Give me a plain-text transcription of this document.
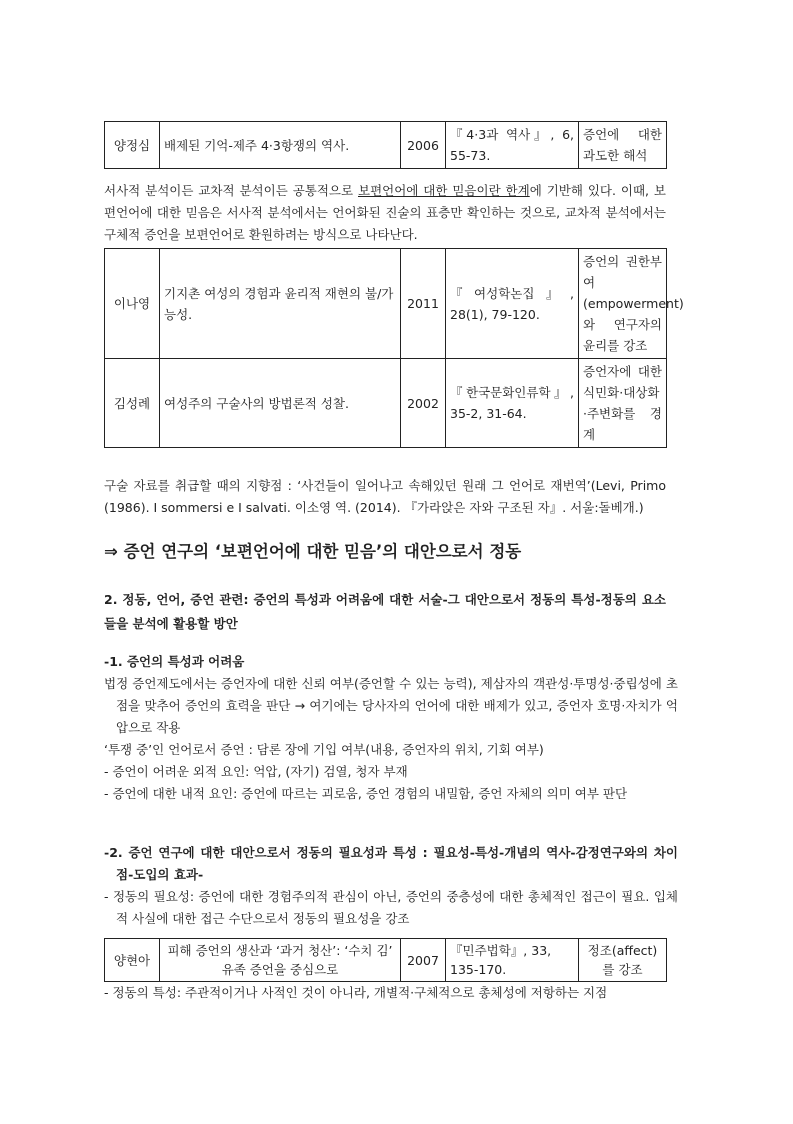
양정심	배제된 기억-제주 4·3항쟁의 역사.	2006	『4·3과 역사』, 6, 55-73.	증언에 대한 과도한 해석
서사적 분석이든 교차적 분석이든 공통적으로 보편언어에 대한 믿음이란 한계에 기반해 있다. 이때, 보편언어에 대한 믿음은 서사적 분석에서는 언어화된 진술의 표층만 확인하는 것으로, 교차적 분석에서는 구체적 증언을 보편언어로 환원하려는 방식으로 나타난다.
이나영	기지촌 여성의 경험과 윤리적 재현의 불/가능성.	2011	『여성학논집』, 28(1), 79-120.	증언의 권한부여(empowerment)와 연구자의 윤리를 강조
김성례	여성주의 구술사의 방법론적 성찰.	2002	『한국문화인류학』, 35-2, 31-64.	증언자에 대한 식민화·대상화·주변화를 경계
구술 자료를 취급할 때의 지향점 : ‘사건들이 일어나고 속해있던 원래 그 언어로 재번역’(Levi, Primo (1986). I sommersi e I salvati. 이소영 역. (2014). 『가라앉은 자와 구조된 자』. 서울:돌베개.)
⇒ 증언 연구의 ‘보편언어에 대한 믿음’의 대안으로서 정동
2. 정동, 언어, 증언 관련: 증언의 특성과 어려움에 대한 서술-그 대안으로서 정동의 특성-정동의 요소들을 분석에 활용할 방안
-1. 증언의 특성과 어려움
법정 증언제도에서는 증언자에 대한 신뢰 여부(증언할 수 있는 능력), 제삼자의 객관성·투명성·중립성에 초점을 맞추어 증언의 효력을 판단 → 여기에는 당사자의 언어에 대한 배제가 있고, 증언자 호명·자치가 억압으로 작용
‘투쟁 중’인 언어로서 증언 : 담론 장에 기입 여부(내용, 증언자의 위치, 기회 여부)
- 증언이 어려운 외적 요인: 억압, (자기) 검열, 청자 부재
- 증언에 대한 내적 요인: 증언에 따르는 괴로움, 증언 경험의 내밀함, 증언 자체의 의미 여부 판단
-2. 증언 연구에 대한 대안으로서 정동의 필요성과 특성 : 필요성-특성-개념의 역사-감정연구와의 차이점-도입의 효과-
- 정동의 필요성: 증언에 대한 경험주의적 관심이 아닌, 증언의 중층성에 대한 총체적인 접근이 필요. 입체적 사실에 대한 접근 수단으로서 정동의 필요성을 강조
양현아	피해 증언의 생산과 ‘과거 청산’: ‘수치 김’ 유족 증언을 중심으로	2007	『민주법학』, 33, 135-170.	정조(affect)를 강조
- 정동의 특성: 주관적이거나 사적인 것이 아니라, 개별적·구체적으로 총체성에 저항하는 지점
■ ■ ■ ■ ■ ■ ■
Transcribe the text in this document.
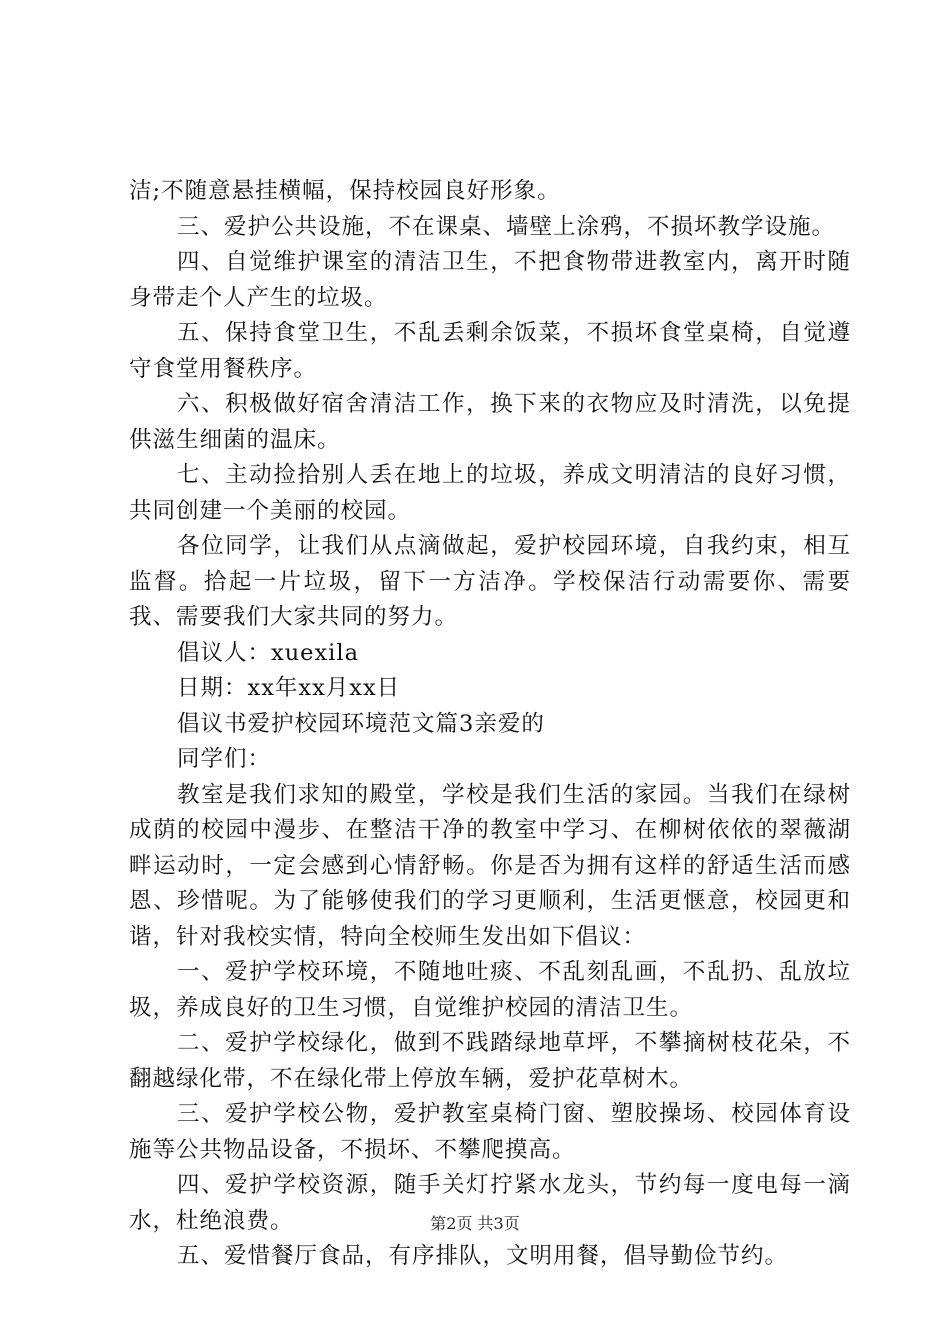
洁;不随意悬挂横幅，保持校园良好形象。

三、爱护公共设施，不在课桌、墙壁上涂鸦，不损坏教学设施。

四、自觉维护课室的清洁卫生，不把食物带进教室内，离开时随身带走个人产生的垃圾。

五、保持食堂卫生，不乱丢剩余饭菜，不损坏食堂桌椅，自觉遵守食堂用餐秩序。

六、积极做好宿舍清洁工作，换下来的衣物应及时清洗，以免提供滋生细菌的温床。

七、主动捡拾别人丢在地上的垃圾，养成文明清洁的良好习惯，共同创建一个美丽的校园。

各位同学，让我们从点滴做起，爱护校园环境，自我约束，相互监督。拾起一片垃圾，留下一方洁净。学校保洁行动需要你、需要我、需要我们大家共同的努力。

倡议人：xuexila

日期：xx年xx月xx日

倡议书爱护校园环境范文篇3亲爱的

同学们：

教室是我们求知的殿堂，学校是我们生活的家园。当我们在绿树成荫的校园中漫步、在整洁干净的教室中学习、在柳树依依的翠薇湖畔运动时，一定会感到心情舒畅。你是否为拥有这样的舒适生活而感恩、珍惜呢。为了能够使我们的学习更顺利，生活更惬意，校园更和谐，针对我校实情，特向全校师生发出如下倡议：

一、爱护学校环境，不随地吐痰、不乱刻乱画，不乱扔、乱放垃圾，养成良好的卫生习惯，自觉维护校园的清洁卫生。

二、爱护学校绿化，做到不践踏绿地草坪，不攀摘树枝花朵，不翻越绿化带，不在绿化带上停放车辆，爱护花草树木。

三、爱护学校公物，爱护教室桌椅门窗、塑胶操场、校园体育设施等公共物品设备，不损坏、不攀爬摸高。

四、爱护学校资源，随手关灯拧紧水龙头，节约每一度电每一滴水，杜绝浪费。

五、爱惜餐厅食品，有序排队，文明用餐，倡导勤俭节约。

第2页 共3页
■ ■ ■ ■ ■ ■ ■
» **Problem requirements**
Using the listing, collect all lines in which the string "text" is found.

» **Answer in full**
Give me a plain-text transcription of this document.
Transcribe the text in this document.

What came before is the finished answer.